# AIM OF THE TASK
Within the material below, find each line bearing the word "vehicles" and present it.

# DATA FOR THE TASK
-=-=-=-=-

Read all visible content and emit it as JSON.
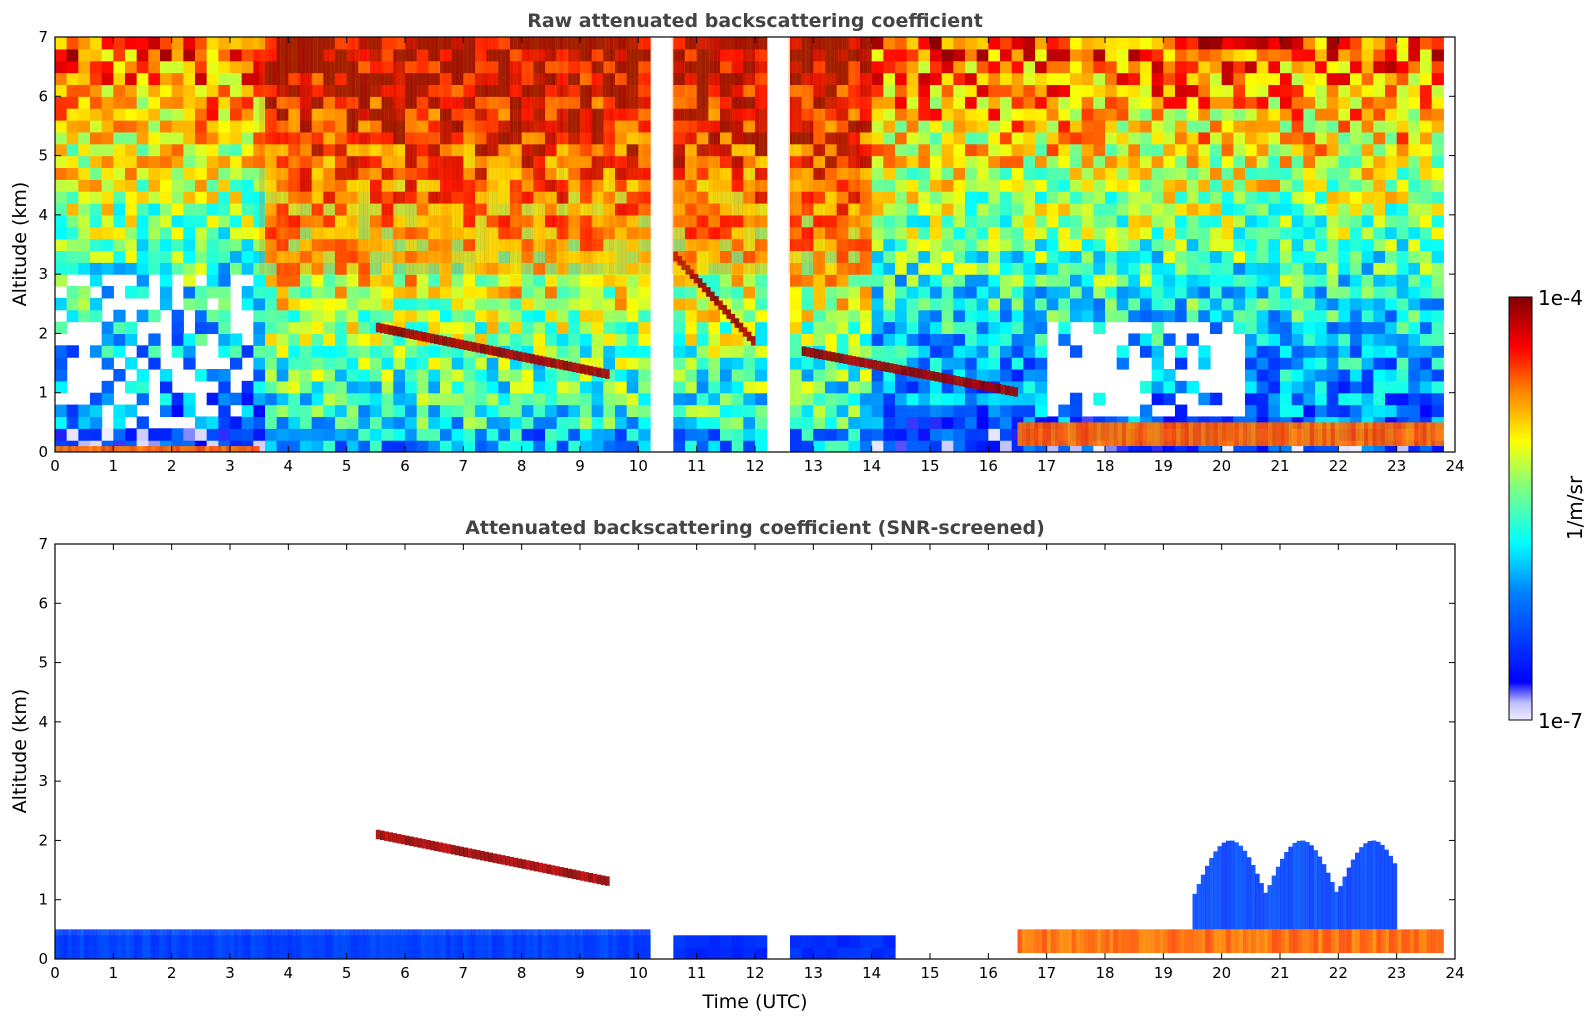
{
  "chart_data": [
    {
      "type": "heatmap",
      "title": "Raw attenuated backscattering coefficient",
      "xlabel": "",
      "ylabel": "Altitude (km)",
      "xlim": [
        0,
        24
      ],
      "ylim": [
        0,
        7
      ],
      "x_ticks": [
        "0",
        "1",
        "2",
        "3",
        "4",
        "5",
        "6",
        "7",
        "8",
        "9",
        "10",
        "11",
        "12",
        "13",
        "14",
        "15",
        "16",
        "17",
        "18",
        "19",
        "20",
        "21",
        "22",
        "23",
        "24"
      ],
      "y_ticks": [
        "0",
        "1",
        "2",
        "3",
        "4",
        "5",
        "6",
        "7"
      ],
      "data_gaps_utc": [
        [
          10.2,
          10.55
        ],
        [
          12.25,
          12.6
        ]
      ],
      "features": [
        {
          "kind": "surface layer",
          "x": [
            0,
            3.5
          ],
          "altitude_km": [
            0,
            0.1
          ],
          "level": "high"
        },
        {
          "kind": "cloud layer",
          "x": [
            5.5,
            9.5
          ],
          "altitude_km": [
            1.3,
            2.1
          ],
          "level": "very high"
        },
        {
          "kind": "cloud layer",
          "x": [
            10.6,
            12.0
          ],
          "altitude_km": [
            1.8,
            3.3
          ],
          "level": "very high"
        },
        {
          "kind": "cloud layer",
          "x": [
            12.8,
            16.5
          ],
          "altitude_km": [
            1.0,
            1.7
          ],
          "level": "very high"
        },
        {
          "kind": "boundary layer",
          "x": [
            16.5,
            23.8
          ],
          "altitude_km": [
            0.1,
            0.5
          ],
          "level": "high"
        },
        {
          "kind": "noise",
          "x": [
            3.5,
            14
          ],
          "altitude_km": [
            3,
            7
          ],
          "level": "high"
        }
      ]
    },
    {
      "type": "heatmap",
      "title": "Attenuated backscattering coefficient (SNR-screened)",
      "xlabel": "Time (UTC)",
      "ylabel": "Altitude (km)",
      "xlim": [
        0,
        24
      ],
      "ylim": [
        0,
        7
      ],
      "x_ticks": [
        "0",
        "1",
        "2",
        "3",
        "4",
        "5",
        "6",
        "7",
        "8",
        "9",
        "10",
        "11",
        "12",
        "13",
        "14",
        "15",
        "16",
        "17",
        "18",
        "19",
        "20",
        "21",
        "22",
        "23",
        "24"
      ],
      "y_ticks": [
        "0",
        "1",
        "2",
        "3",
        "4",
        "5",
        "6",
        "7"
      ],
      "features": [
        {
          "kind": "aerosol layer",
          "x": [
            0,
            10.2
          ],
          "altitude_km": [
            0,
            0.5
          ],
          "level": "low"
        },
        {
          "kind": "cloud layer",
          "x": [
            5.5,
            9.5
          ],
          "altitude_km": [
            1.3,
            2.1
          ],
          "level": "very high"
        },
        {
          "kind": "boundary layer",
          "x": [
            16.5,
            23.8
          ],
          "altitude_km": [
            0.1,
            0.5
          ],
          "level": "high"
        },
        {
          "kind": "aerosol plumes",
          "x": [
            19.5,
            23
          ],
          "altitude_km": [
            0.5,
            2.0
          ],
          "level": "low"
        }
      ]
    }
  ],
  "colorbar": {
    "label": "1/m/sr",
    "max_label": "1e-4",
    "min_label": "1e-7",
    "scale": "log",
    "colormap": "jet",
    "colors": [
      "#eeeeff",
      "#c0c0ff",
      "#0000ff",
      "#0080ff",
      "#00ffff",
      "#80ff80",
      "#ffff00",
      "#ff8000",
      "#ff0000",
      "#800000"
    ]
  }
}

-=-=-=-=-

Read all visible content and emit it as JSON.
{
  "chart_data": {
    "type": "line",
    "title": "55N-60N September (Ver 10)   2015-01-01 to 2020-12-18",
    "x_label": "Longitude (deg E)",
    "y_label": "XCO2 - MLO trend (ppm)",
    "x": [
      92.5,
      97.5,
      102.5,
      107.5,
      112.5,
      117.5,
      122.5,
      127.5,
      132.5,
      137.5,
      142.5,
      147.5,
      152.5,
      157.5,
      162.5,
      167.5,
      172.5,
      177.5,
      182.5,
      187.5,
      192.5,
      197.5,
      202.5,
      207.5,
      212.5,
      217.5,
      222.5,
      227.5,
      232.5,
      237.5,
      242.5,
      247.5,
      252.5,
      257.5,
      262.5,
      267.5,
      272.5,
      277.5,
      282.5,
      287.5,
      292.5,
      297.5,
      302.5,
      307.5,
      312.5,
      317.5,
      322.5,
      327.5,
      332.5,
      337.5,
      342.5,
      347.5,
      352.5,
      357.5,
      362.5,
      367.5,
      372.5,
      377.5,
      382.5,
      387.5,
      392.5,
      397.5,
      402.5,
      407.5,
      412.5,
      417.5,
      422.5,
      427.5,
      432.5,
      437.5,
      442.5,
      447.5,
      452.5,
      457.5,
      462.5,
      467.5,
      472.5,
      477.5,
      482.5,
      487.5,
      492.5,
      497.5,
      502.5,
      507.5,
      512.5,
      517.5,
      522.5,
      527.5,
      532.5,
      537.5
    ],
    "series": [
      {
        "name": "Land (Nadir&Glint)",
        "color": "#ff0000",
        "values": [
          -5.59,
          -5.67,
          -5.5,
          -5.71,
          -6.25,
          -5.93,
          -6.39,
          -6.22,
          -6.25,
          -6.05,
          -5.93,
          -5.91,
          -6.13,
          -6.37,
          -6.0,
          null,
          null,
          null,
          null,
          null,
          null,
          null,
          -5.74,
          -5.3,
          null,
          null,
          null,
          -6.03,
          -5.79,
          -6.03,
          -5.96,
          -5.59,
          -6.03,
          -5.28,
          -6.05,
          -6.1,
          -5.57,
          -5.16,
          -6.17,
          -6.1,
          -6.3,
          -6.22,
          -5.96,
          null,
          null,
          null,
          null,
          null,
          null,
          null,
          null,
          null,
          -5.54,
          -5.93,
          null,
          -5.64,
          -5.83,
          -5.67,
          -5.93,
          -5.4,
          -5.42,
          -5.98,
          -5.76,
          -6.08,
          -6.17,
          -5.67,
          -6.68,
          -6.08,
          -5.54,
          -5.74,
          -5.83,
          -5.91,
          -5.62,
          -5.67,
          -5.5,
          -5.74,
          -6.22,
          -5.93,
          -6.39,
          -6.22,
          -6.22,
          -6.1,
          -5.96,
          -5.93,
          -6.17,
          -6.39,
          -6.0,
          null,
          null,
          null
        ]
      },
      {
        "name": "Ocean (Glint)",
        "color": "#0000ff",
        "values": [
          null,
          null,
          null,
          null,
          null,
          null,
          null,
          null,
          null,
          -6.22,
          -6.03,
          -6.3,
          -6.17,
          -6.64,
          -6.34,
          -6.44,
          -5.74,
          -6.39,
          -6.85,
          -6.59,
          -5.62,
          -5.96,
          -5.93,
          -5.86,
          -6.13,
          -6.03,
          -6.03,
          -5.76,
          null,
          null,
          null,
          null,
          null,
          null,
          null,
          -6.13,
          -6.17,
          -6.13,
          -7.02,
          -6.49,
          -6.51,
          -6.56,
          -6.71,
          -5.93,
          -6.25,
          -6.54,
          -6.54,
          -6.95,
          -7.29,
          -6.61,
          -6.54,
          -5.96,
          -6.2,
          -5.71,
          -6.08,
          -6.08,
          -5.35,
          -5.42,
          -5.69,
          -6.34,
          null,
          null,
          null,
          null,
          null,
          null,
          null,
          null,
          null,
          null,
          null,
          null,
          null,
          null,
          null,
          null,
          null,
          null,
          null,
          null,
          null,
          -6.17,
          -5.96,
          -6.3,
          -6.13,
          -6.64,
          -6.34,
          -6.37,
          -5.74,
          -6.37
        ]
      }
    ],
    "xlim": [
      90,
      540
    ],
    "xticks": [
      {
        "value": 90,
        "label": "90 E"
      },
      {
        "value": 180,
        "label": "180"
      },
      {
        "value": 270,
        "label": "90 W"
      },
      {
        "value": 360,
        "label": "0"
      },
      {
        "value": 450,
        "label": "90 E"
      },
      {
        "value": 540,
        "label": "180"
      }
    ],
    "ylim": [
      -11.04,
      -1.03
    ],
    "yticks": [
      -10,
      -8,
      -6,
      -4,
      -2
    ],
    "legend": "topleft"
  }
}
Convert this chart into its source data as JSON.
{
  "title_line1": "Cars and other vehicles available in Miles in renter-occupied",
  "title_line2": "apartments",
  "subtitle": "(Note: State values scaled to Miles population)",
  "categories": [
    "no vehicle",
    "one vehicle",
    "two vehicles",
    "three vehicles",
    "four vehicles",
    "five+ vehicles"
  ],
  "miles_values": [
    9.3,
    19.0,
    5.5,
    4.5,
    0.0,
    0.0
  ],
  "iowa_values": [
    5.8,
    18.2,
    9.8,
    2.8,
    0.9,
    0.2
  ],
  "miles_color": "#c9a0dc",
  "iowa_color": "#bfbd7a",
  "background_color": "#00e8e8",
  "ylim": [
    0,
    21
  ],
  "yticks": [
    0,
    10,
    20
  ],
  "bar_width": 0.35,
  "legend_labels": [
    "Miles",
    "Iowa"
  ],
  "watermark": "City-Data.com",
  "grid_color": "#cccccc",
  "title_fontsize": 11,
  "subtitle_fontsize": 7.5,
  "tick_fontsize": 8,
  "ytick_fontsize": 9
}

-=-=-=-=-

# EXERCISE OUTPUT
  "title_line1": "Cars and other vehicles available in Miles in renter-occupied",
    "two vehicles",
    "three vehicles",
    "four vehicles",
    "five+ vehicles"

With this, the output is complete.